__Exercise goal__:
Recast the stretch of the listing from the line containing "y-tick-label: Sensitivity analysis 1 [35,125,183,143]" through the line containing "text: 457 [723,201,751,219]" as a Markdown table with the columns Row and Listing line. Number each row and leave out any blank lines.
==== Listing
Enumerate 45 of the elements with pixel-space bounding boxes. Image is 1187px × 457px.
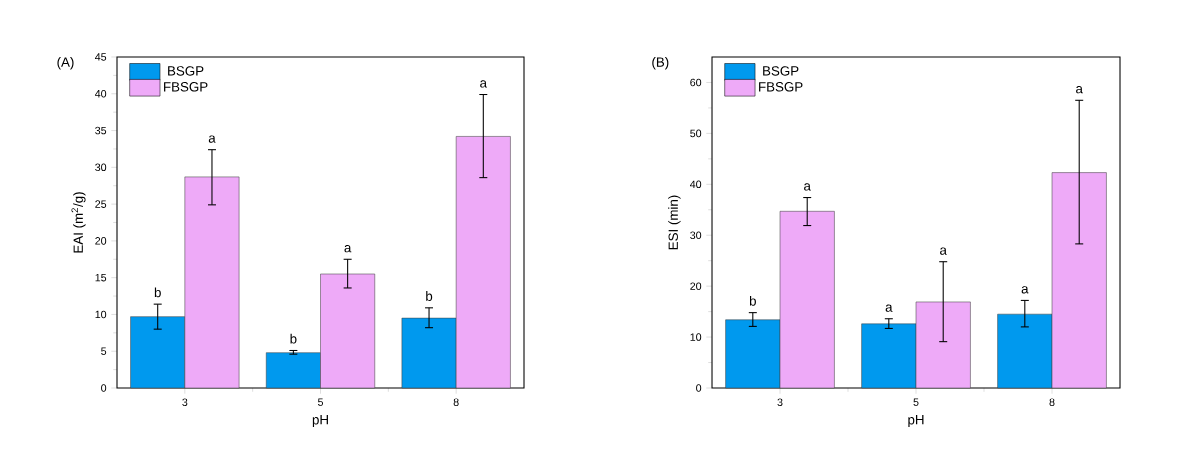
y-tick-label: 0 <box>101 384 107 392</box>
x-tick-label: 8 <box>1049 398 1055 406</box>
annotation: a <box>1021 286 1029 294</box>
y-tick-label: 5 <box>101 347 107 355</box>
annotation: b <box>426 291 433 301</box>
y-axis-title: ESI (min) <box>668 195 681 250</box>
legend-label: FBSGP <box>164 82 208 92</box>
x-axis-title: pH <box>908 415 924 428</box>
annotation: a <box>208 135 216 143</box>
x-tick-label: 3 <box>182 398 188 406</box>
y-tick-label: 25 <box>95 200 107 208</box>
y-tick-label: 30 <box>95 163 107 172</box>
y-tick-label: 40 <box>689 180 702 189</box>
legend-label: BSGP <box>168 66 204 76</box>
x-tick-label: 3 <box>777 398 783 406</box>
legend-label: FBSGP <box>759 82 803 92</box>
x-tick-label: 5 <box>317 398 324 406</box>
y-tick-label: 50 <box>690 129 702 138</box>
y-tick-label: 20 <box>690 282 702 290</box>
annotation: a <box>344 245 352 253</box>
y-tick-label: 30 <box>690 231 702 240</box>
annotation: a <box>804 183 811 191</box>
annotation: b <box>290 333 297 344</box>
annotation: a <box>940 247 947 255</box>
chart-title: (B) <box>652 57 669 70</box>
chart-title: (A) <box>57 57 74 70</box>
x-tick-label: 8 <box>453 398 459 406</box>
y-tick-label: 45 <box>94 53 107 61</box>
annotation: b <box>749 295 756 306</box>
y-tick-label: 10 <box>95 310 107 319</box>
x-tick-label: 5 <box>913 398 919 406</box>
y-axis-title: EAI (m$^{2}$/g) <box>71 192 86 253</box>
annotation: a <box>480 80 488 88</box>
y-tick-label: 0 <box>696 384 702 392</box>
annotation: a <box>1076 86 1083 94</box>
y-tick-label: 35 <box>95 126 107 135</box>
y-tick-label: 10 <box>690 333 702 341</box>
legend-label: BSGP <box>763 66 799 76</box>
annotation: a <box>885 304 893 312</box>
y-tick-label: 15 <box>95 273 107 282</box>
y-tick-label: 40 <box>94 90 107 98</box>
x-axis-title: pH <box>312 415 328 428</box>
annotation: b <box>154 287 161 298</box>
y-tick-label: 20 <box>95 237 107 245</box>
y-tick-label: 60 <box>690 78 702 87</box>
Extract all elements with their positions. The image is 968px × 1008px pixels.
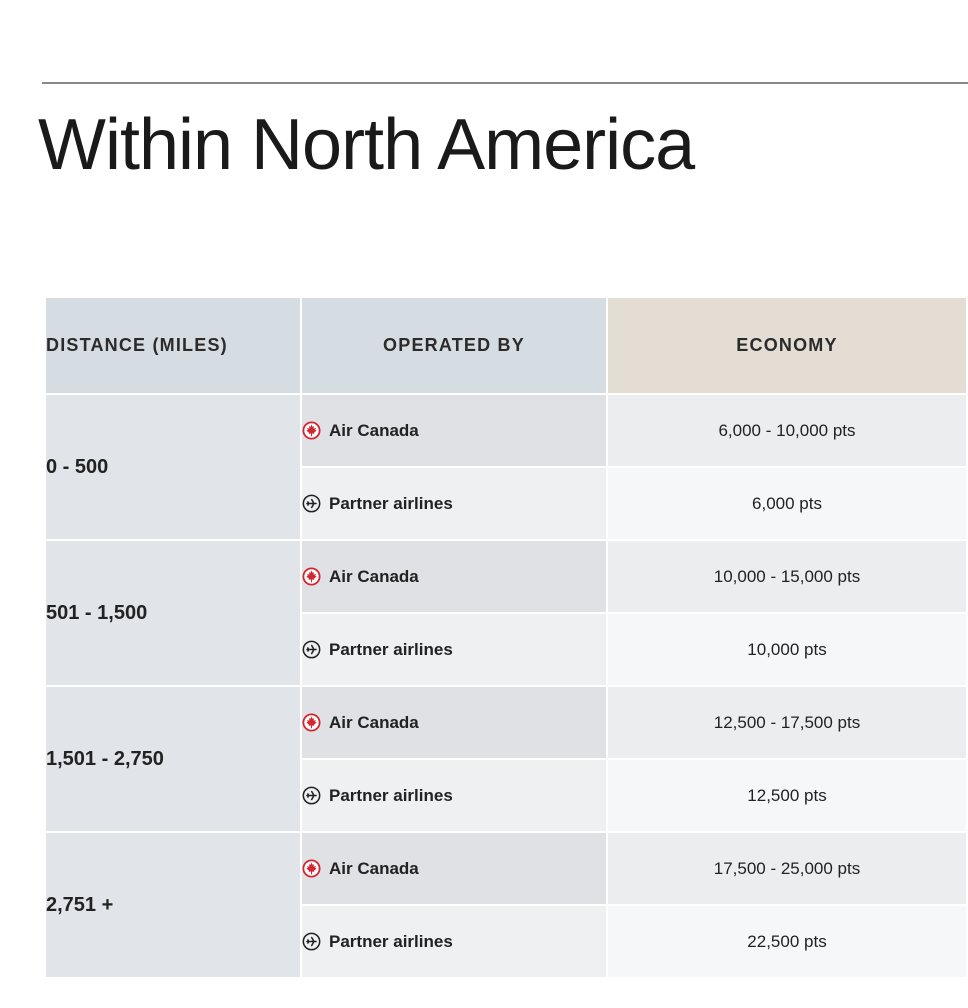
- table-row: 0 - 500 Air Canada 6,000 - 10,000 pts: [44, 393, 968, 541]
- maple-leaf-icon: [302, 713, 321, 732]
- economy-price-cell: 17,500 - 25,000 pts: [606, 831, 968, 906]
- operator-label: Air Canada: [329, 566, 419, 586]
- award-chart-table: DISTANCE (MILES) OPERATED BY ECONOMY 0 -…: [44, 296, 968, 979]
- plane-circle-icon: [302, 494, 321, 513]
- operator-label: Air Canada: [329, 858, 419, 878]
- plane-circle-icon: [302, 786, 321, 805]
- maple-leaf-icon: [302, 567, 321, 586]
- header-operated-by: OPERATED BY: [300, 296, 608, 395]
- table-row: Partner airlines 22,500 pts: [45, 904, 968, 979]
- table-row: 2,751 + Air Canada 17,500 - 25,000 pts: [44, 831, 968, 979]
- economy-price-cell: 22,500 pts: [606, 904, 968, 979]
- distance-cell: 1,501 - 2,750: [44, 685, 302, 833]
- page-title: Within North America: [38, 105, 695, 185]
- operator-cell: Partner airlines: [300, 466, 608, 541]
- header-economy: ECONOMY: [606, 296, 968, 395]
- economy-price-cell: 12,500 pts: [606, 758, 968, 833]
- economy-price-cell: 10,000 pts: [606, 612, 968, 687]
- table-header-row: DISTANCE (MILES) OPERATED BY ECONOMY: [44, 296, 968, 395]
- operator-label: Partner airlines: [329, 931, 453, 951]
- operator-label: Air Canada: [329, 712, 419, 732]
- table-row: 1,501 - 2,750 Air Canada 12,500 - 17,500…: [44, 685, 968, 833]
- operator-cell: Partner airlines: [300, 612, 608, 687]
- economy-price-cell: 6,000 pts: [606, 466, 968, 541]
- plane-circle-icon: [302, 932, 321, 951]
- operator-cell: Air Canada: [300, 685, 608, 760]
- table-row: Partner airlines 10,000 pts: [45, 612, 968, 687]
- top-divider: [42, 82, 968, 84]
- operator-label: Partner airlines: [329, 785, 453, 805]
- plane-circle-icon: [302, 640, 321, 659]
- maple-leaf-icon: [302, 421, 321, 440]
- distance-cell: 2,751 +: [44, 831, 302, 979]
- operator-cell: Air Canada: [300, 393, 608, 468]
- operator-cell: Air Canada: [300, 539, 608, 614]
- economy-price-cell: 10,000 - 15,000 pts: [606, 539, 968, 614]
- operator-label: Partner airlines: [329, 493, 453, 513]
- operator-cell: Air Canada: [300, 831, 608, 906]
- operator-label: Air Canada: [329, 420, 419, 440]
- table-row: 501 - 1,500 Air Canada 10,000 - 15,000 p…: [44, 539, 968, 687]
- operator-label: Partner airlines: [329, 639, 453, 659]
- operator-cell: Partner airlines: [300, 904, 608, 979]
- distance-cell: 0 - 500: [44, 393, 302, 541]
- table-row: Partner airlines 6,000 pts: [45, 466, 968, 541]
- distance-cell: 501 - 1,500: [44, 539, 302, 687]
- maple-leaf-icon: [302, 859, 321, 878]
- table-body: 0 - 500 Air Canada 6,000 - 10,000 pts: [44, 393, 968, 979]
- operator-cell: Partner airlines: [300, 758, 608, 833]
- header-distance: DISTANCE (MILES): [44, 296, 302, 395]
- economy-price-cell: 6,000 - 10,000 pts: [606, 393, 968, 468]
- economy-price-cell: 12,500 - 17,500 pts: [606, 685, 968, 760]
- table-row: Partner airlines 12,500 pts: [45, 758, 968, 833]
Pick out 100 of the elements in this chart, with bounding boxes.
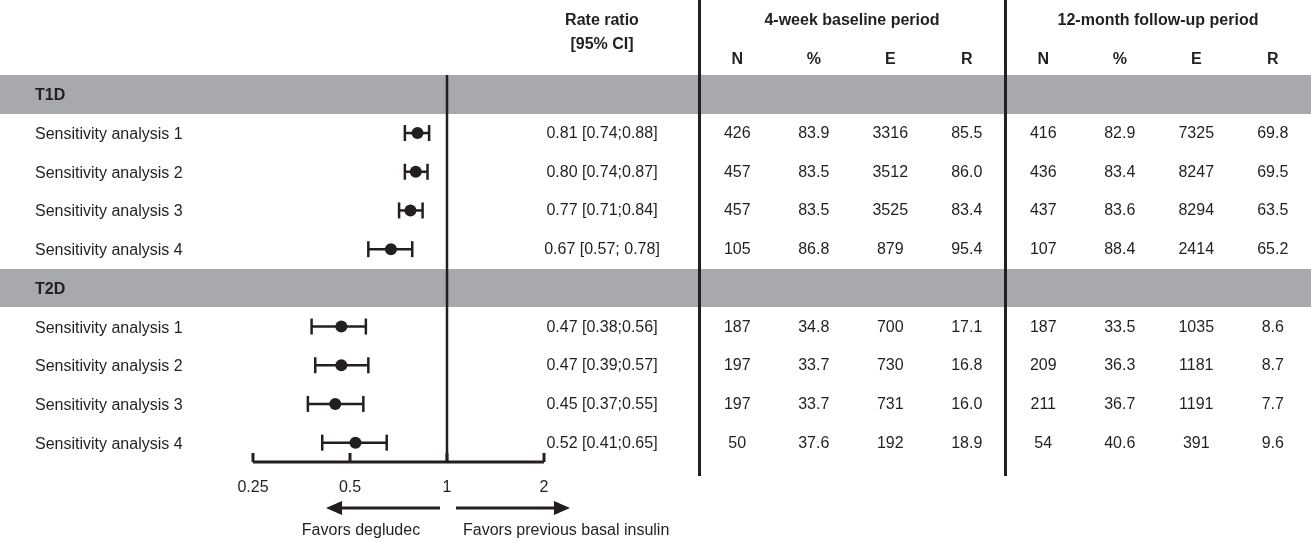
y-tick-label: Sensitivity analysis 1 [35,125,183,143]
text: 83.5 [798,201,830,219]
data-label: 0.80 [0.74;0.87] [545,161,659,182]
text: 8294 [1178,201,1215,219]
text: 3316 [872,124,909,142]
text: 197 [723,356,751,374]
text: 457 [723,201,751,219]
text: 1181 [1179,356,1214,374]
text: 83.5 [798,162,830,180]
text: 197 [723,394,751,412]
text: 8247 [1178,162,1215,180]
text: 426 [723,124,751,142]
category-label: N [1036,49,1051,69]
category-label: % [805,49,822,69]
text: 16.0 [951,394,983,412]
text: Favors degludec [300,520,422,540]
text: 83.4 [1104,162,1136,180]
text: 7325 [1178,124,1215,142]
category-label: E [1189,49,1203,69]
text: 54 [1034,433,1053,451]
text: 700 [876,317,904,335]
text: 65.2 [1257,240,1289,258]
text: 33.7 [798,394,830,412]
point [335,320,348,333]
x-tick-label: 0.5 [338,478,362,495]
category-label: R [1265,49,1280,69]
text: 17.1 [951,317,983,335]
text: 391 [1182,433,1210,451]
text: 1035 [1178,317,1215,335]
text: 3525 [872,201,909,219]
category-label: N [730,49,745,69]
text: 107 [1029,240,1057,258]
text: 83.9 [798,124,830,142]
text: 95.4 [951,240,983,258]
y-tick-label: Sensitivity analysis 1 [35,318,183,336]
text: 37.6 [798,433,830,451]
text: 12-month follow-up period [1056,10,1260,30]
point [404,204,417,217]
point [335,359,348,372]
text: 36.3 [1104,356,1136,374]
text: 63.5 [1257,201,1289,219]
point [329,397,342,410]
category-label: % [1111,49,1128,69]
text: 436 [1029,162,1057,180]
data-label: 0.45 [0.37;0.55] [545,393,659,414]
text: 730 [876,356,904,374]
text: 34.8 [798,317,830,335]
data-label: 0.77 [0.71;0.84] [545,200,659,221]
data-label: 0.81 [0.74;0.88] [545,123,659,144]
text: 209 [1029,356,1057,374]
text: 36.7 [1104,394,1136,412]
data-label: 0.67 [0.57; 0.78] [543,239,661,260]
text: 187 [1029,317,1057,335]
text: 879 [876,240,904,258]
category-label: R [959,49,974,69]
y-tick-label: T2D [35,279,66,297]
text: 211 [1030,394,1056,412]
y-tick-label: Sensitivity analysis 2 [35,163,183,181]
text: 83.6 [1104,201,1136,219]
data-label: 0.47 [0.38;0.56] [545,316,659,337]
text: 86.8 [798,240,830,258]
x-tick-label: 0.25 [237,478,269,495]
text: 731 [876,394,904,412]
text: 85.5 [951,124,983,142]
text: 9.6 [1261,433,1284,451]
text: 33.5 [1104,317,1136,335]
text: 86.0 [951,162,983,180]
data-label: 0.52 [0.41;0.65] [545,432,659,453]
text: 16.8 [951,356,983,374]
text: 8.6 [1261,317,1284,335]
y-tick-label: Sensitivity analysis 3 [35,202,183,220]
text: 69.8 [1257,124,1289,142]
data-label: 0.47 [0.39;0.57] [545,355,659,376]
text: 2414 [1178,240,1215,258]
text: Rate ratio [95% CI] [564,10,640,54]
text: 105 [723,240,751,258]
text: 50 [728,433,747,451]
text: 187 [723,317,751,335]
y-tick-label: Sensitivity analysis 4 [35,434,183,452]
text: 82.9 [1104,124,1136,142]
text: 416 [1029,124,1057,142]
text: 7.7 [1261,394,1284,412]
text: 40.6 [1104,433,1136,451]
text: 69.5 [1257,162,1289,180]
text: 88.4 [1104,240,1136,258]
point [411,127,424,140]
y-tick-label: T1D [35,86,66,104]
text: 4-week baseline period [763,10,941,30]
text: 18.9 [951,433,983,451]
text: 83.4 [951,201,983,219]
y-tick-label: Sensitivity analysis 4 [35,241,183,259]
y-tick-label: Sensitivity analysis 3 [35,395,183,413]
category-label: E [883,49,897,69]
point [409,165,422,178]
text: 3512 [872,162,909,180]
text: 192 [876,433,904,451]
y-tick-label: Sensitivity analysis 2 [35,357,183,375]
text: 8.7 [1261,356,1284,374]
text: 437 [1029,201,1057,219]
text: 33.7 [798,356,830,374]
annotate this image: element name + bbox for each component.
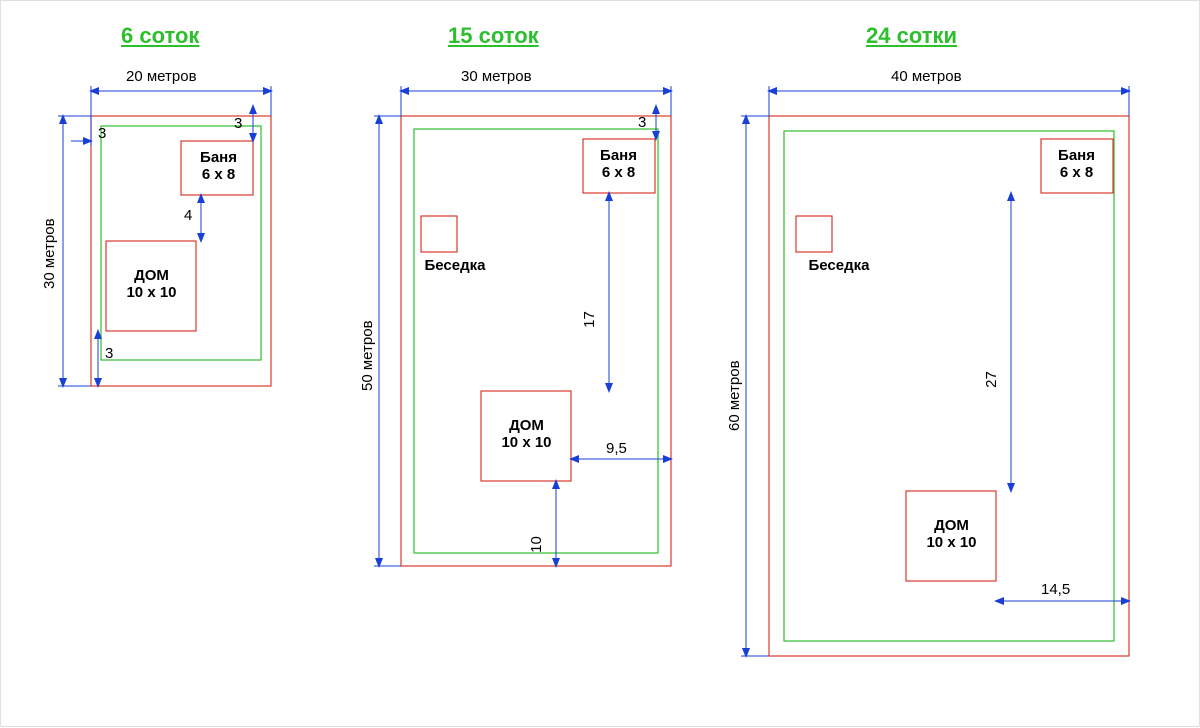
p3-dim-mid: 27 [983,371,1000,388]
p3-dom-label: ДОМ 10 x 10 [914,517,989,552]
p3-dim-right: 14,5 [1041,581,1070,598]
panel3-svg [1,1,1200,728]
p3-banya-label: Баня 6 x 8 [1049,147,1104,182]
diagram-page: 6 соток 20 метров 30 метров [0,0,1200,727]
p3-besedka-label: Беседка [799,257,879,274]
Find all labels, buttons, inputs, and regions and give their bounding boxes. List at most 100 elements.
========
__Task output__:
| Row | Listing line |
|---|---|
| 1 | y-tick-label: Sensitivity analysis 1 [35,125,183,143] |
| 2 | text: 83.5 [798,201,830,219] |
| 3 | data-label: 0.80 [0.74;0.87] [545,161,659,182] |
| 4 | text: 8294 [1178,201,1215,219] |
| 5 | text: 3316 [872,124,909,142] |
| 6 | text: 197 [723,356,751,374] |
| 7 | text: 457 [723,201,751,219] |